Given data start

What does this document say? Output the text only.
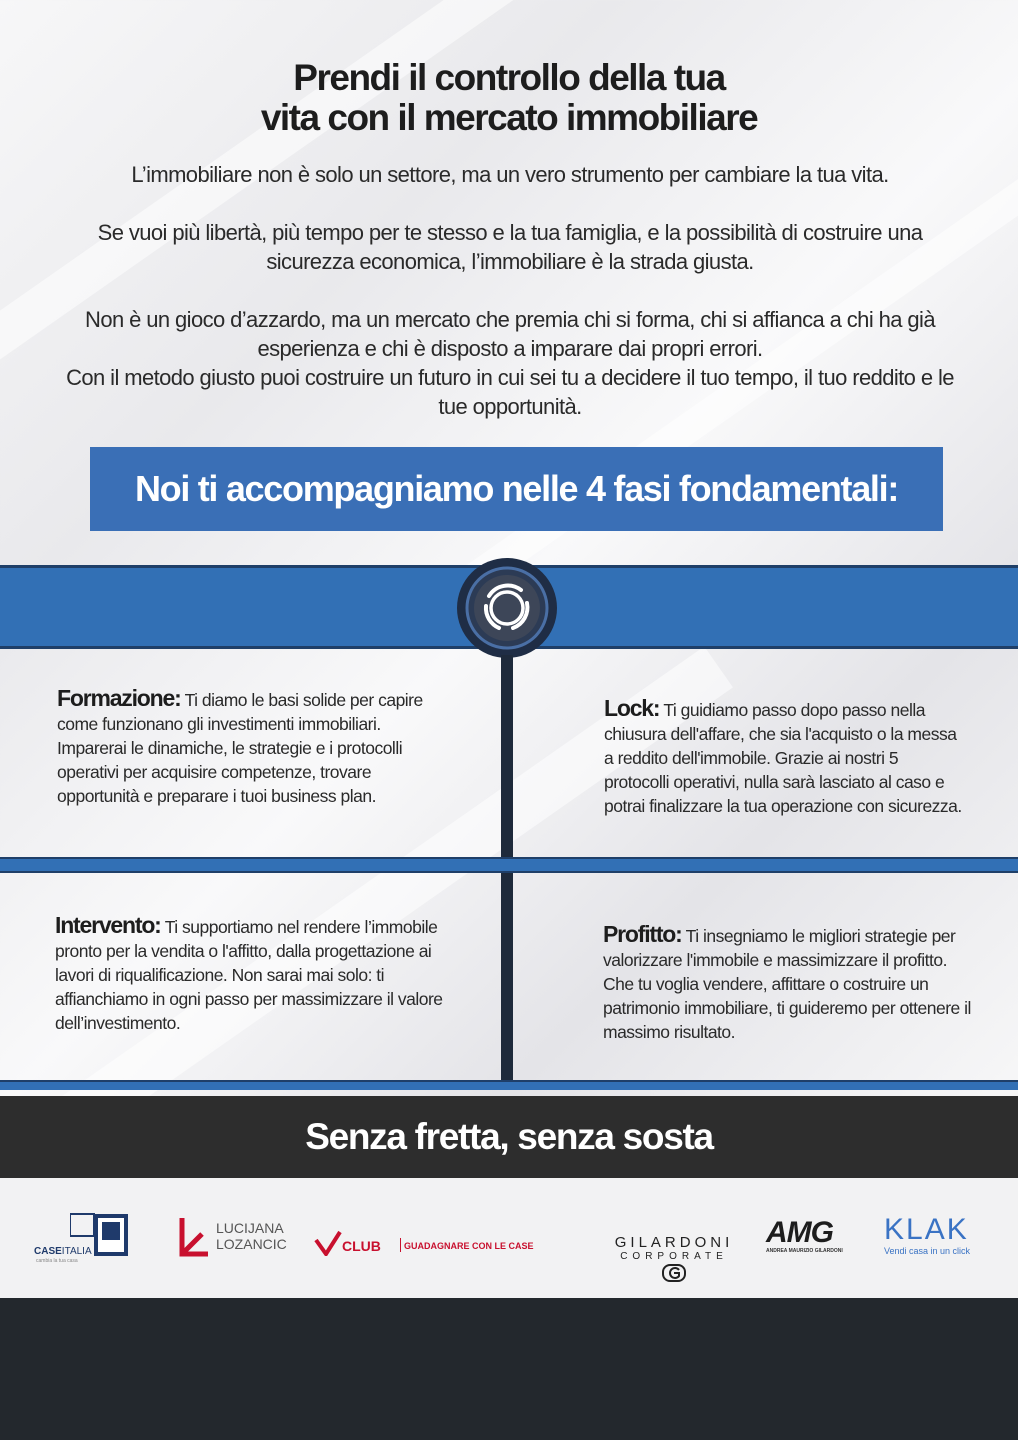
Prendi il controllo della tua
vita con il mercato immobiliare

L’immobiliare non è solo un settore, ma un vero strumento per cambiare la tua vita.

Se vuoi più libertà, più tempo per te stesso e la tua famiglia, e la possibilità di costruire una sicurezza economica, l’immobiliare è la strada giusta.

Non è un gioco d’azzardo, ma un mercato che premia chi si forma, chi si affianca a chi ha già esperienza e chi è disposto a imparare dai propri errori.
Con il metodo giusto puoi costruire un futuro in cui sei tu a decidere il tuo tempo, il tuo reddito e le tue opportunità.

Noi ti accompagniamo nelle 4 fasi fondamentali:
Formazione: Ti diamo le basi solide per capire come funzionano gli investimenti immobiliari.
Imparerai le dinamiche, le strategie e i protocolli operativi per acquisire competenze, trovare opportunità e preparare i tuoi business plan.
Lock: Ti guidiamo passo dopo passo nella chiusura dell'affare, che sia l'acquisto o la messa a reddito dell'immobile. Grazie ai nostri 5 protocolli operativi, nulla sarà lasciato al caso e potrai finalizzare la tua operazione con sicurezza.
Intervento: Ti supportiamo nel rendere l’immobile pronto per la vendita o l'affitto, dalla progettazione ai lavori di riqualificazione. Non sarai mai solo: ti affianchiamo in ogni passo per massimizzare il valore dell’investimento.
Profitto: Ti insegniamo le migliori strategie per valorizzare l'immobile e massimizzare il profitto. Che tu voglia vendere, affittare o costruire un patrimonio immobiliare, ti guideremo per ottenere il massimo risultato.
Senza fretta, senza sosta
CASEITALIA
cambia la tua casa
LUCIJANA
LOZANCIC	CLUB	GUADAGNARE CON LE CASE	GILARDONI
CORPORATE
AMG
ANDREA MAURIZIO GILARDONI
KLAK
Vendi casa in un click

Given data end
Given data start

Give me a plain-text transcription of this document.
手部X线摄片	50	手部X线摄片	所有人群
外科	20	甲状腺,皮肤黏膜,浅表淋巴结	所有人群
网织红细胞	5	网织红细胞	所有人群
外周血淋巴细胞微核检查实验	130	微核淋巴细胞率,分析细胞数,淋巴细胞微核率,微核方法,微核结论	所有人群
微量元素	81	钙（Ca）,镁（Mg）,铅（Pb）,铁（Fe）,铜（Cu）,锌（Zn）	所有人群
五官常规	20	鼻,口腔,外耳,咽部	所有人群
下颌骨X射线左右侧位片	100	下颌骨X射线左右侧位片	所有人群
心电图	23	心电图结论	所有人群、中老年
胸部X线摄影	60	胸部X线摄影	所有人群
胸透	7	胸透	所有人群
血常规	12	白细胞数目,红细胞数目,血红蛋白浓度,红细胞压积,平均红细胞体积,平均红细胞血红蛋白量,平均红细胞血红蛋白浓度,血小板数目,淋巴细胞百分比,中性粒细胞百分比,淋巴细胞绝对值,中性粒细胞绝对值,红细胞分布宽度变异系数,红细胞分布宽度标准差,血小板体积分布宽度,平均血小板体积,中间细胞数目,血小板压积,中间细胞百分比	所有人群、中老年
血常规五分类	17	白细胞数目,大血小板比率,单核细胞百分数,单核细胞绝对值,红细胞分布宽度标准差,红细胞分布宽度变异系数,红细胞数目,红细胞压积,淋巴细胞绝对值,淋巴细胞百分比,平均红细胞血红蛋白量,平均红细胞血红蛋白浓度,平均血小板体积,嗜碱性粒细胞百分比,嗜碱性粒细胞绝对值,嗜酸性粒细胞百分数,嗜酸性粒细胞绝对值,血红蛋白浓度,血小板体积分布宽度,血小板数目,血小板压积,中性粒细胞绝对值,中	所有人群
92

Given data end
Given data start

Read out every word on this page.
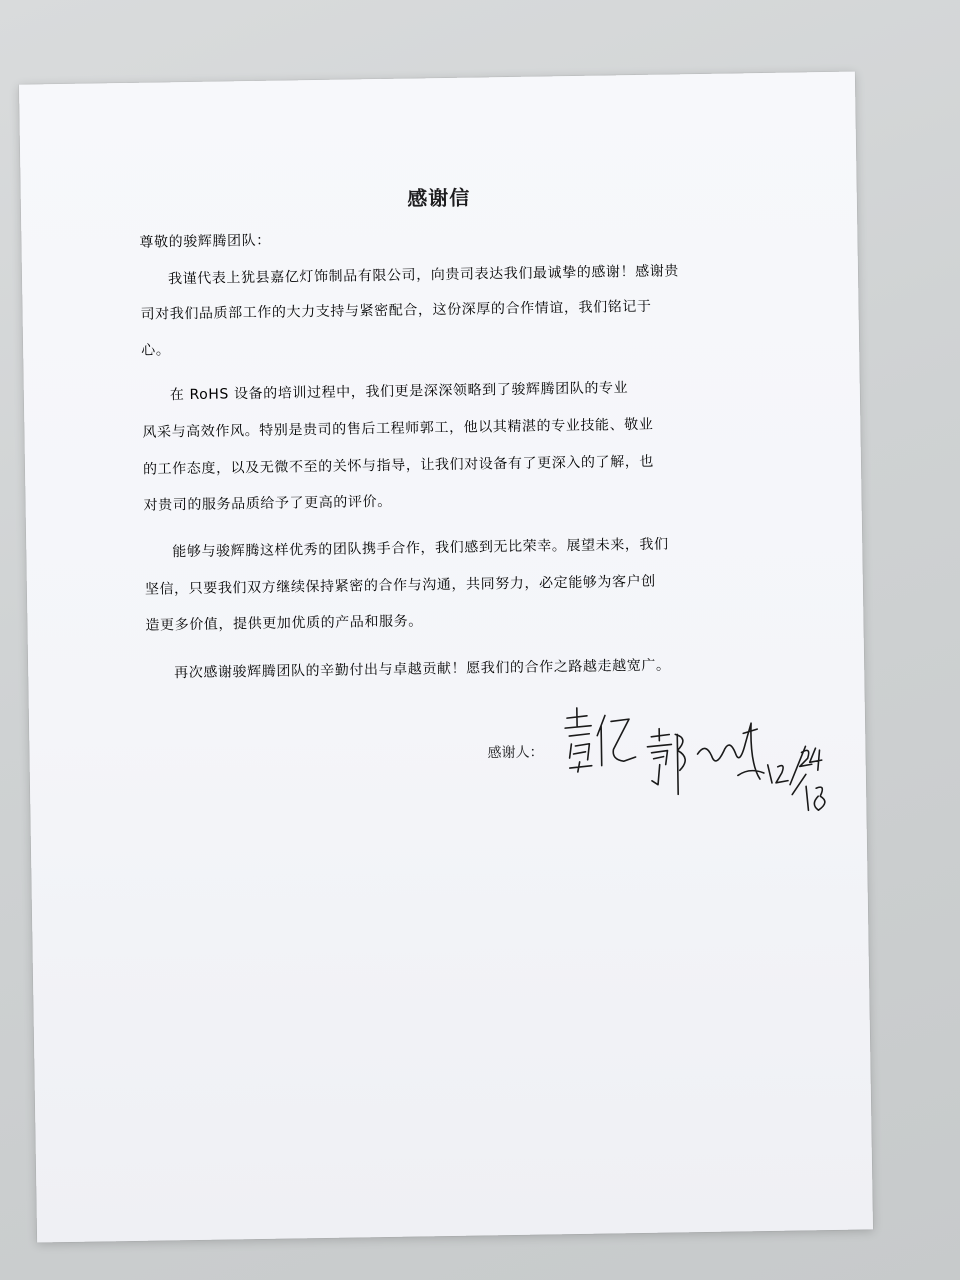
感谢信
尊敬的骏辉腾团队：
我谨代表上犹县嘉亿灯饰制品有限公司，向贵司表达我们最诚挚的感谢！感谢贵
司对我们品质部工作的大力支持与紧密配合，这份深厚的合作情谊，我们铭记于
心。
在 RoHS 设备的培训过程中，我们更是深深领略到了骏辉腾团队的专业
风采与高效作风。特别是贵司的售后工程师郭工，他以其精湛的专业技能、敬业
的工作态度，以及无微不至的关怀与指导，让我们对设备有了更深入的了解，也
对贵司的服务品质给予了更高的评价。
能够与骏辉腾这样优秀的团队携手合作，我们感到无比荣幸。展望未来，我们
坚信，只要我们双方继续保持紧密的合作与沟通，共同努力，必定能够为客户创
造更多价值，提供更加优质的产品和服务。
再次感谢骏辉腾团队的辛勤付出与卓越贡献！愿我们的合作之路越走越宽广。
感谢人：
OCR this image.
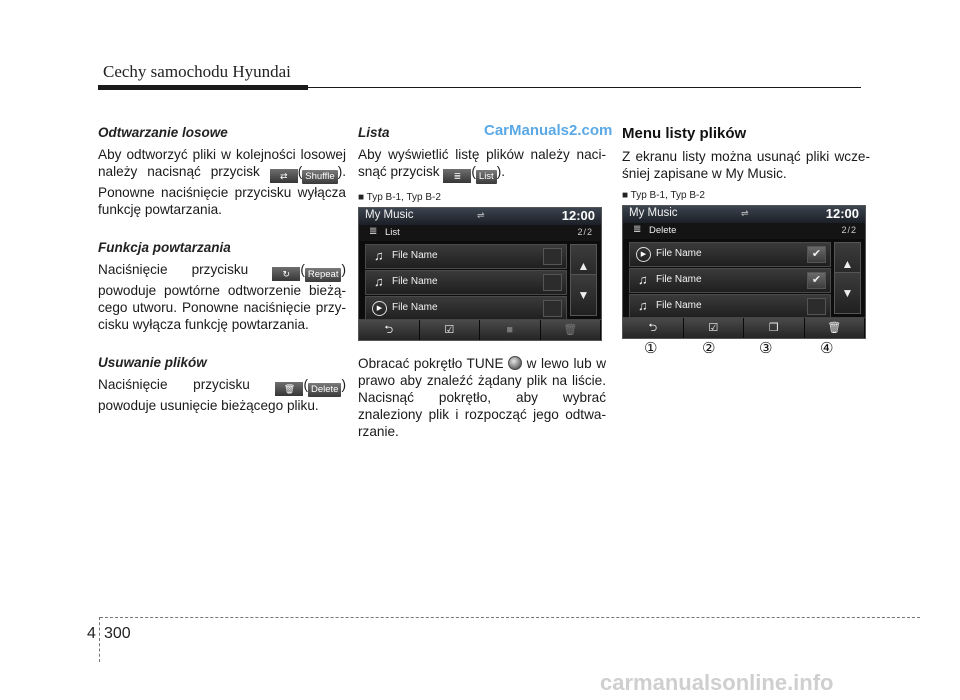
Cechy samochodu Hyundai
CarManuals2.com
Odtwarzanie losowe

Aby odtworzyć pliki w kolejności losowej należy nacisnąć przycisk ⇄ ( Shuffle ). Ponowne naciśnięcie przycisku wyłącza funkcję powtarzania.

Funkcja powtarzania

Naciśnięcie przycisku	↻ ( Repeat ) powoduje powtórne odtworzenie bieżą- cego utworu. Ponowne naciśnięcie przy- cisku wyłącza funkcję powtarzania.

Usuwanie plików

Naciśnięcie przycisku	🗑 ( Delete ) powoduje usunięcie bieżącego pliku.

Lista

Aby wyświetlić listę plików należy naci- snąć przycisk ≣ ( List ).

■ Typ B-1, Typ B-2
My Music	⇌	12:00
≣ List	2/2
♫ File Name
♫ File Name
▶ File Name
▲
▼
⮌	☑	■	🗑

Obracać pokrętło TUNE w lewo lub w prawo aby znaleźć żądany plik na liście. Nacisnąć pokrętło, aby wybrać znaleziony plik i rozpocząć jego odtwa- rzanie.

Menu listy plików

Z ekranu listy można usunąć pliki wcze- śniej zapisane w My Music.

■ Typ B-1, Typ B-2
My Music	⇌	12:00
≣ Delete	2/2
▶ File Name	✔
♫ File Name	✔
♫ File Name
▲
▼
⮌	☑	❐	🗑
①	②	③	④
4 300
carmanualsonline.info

Given data end

[Task requirements]
Copy every line above that includes the string "红细胞数目".

[Response to the task]
血常规	12	白细胞数目,红细胞数目,血红蛋白浓度,红细胞压积,平均红细胞体积,平均红细胞血红蛋白量,平均红细胞血红蛋白浓度,血小板数目,淋巴细胞百分比,中性粒细胞百分比,淋巴细胞绝对值,中性粒细胞绝对值,红细胞分布宽度变异系数,红细胞分布宽度标准差,血小板体积分布宽度,平均血小板体积,中间细胞数目,血小板压积,中间细胞百分比	所有人群、中老年
血常规五分类	17	白细胞数目,大血小板比率,单核细胞百分数,单核细胞绝对值,红细胞分布宽度标准差,红细胞分布宽度变异系数,红细胞数目,红细胞压积,淋巴细胞绝对值,淋巴细胞百分比,平均红细胞血红蛋白量,平均红细胞血红蛋白浓度,平均血小板体积,嗜碱性粒细胞百分比,嗜碱性粒细胞绝对值,嗜酸性粒细胞百分数,嗜酸性粒细胞绝对值,血红蛋白浓度,血小板体积分布宽度,血小板数目,血小板压积,中性粒细胞绝对值,中	所有人群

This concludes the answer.